=== Reading text ===
Serena Williams Returns, And Her GLP-1 Choice Is Now Part of Sport’s Bigger Debate

Serena Williams is back on a tennis court, and her return arrives with a far bigger question attached to it. The 23-time Grand Slam singles champion has become the most visible elite athlete to compete after openly saying she used a GLP-1 drug for weight loss.

That detail matters because GLP-1 drugs are being watched by anti-doping authorities, even though they are not banned. Williams has now been pulled into a wider debate about whether weight-loss medicines could eventually be treated as performance-enhancing in sport.

Williams Returns To Competition

Williams teamed with rising Canadian teenager Victoria Mboko for a straight-sets doubles win over the No. 3 seeds at the Queen’s grass-court tournament in London. It was her first professional match in nearly three years, and the comeback drew immediate attention across the sport.
=== Data section ===
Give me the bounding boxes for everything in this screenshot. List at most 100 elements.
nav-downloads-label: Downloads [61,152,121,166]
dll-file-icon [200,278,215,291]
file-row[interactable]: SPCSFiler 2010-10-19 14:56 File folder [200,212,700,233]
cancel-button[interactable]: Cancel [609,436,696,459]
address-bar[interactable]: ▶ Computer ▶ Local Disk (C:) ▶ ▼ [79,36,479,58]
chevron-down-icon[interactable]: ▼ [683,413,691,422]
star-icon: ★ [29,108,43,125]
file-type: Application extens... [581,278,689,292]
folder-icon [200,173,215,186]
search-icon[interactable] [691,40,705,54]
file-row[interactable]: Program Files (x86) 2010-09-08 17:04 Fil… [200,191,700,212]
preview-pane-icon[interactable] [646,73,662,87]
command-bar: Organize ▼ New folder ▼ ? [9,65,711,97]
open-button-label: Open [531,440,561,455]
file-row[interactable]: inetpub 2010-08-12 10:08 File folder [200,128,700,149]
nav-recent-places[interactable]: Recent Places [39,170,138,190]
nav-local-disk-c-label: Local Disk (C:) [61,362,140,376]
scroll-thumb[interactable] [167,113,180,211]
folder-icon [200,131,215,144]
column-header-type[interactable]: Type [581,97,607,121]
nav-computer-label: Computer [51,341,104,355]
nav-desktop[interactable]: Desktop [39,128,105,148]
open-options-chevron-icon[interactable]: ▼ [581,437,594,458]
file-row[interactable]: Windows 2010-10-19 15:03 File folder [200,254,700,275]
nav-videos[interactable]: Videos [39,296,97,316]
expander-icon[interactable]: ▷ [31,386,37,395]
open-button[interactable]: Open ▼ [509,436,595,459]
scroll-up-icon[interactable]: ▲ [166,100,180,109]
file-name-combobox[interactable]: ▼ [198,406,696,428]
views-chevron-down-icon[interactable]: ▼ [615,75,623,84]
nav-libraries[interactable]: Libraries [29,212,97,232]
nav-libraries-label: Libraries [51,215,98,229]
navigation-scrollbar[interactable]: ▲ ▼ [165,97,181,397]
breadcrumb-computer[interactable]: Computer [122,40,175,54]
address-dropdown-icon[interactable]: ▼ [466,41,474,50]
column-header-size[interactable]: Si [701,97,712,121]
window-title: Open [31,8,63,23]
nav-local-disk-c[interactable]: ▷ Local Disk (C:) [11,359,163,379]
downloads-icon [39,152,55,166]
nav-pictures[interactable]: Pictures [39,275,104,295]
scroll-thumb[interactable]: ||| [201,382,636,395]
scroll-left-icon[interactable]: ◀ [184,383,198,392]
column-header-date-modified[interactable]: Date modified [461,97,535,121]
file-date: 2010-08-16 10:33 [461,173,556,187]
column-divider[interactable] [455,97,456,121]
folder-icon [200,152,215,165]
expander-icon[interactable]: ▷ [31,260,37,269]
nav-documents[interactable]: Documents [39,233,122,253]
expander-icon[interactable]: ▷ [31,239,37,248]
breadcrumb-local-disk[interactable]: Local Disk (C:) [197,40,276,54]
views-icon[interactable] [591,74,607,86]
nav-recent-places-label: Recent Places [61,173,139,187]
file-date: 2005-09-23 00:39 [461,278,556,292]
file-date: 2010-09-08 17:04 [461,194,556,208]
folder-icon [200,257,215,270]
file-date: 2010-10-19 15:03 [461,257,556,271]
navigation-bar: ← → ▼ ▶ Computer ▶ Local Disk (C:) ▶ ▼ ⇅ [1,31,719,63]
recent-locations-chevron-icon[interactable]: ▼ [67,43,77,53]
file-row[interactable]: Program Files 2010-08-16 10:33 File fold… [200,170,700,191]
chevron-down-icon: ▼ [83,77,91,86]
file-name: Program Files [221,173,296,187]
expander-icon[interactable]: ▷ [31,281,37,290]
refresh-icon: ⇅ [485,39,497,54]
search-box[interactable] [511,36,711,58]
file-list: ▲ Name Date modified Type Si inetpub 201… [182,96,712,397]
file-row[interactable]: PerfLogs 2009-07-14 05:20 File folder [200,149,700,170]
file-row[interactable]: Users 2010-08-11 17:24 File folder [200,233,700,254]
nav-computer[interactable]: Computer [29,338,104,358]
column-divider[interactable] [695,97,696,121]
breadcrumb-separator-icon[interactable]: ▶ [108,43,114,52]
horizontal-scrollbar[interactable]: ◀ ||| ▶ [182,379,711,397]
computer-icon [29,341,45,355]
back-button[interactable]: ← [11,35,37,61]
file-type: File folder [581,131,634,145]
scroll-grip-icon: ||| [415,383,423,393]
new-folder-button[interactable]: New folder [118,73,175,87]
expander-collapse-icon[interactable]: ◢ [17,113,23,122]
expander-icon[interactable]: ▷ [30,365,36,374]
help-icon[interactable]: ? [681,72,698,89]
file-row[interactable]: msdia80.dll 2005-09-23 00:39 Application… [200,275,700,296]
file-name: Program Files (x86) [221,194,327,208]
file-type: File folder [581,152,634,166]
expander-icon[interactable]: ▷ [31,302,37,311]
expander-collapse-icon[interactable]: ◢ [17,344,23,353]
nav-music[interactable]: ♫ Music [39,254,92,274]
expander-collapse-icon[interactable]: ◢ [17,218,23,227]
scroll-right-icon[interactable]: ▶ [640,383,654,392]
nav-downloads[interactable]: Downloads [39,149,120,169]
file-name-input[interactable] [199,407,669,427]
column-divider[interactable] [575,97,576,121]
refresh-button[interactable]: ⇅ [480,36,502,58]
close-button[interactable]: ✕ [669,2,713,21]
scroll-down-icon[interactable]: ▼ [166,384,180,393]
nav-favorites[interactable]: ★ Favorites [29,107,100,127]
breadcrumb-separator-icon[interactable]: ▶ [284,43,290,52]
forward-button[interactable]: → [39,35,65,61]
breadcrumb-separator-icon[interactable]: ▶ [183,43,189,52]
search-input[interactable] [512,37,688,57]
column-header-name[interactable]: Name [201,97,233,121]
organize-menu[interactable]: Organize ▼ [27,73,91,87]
===
▶ [Brief]:
Continue the article on Serena Williams's comeback and her GLP-1 use, starting right after its final sentence.

▶ [Exercise output]:
No one expects the return to stop at Queen’s, though Williams has not directly committed to singles yet. Her comeback also put her back in the spotlight as one of tennis’s biggest stars, long after she had stepped away to focus on life beyond the court.

Why Her GLP-1 Use Stands Out

Last summer, Williams said on Oprah Winfrey’s podcast that she had been taking Zepbound, one of the newer GLP-1 drugs. She said she had tried almost every other path after her two pregnancies, but training alone was not getting her where she wanted to be.

“I couldn’t beat the weight. It was the one opponent I couldn’t beat,” Williams said, adding that she had used Ro, the telehealth company where she is a paid ambassador, to manage treatment. She later told Winfrey, “I wish I had done this while I was still playing. It would have made such a big difference for me and my career.”

GLP-1s, or glucagon-like peptides, include semaglutides and tirzepatides, the two main classes now on the World Anti-Doping Agency monitoring program. They work by mimicking glucagon, slowing digestion, reducing appetite and helping people lose weight.

What Anti-Doping Officials Are Watching

WADA has not banned GLP-1s, and there is no timetable for deciding whether they should be added to the Prohibited List. The agency says the drugs were placed on its Monitoring Program to track patterns of use in sport, both in and out of competition.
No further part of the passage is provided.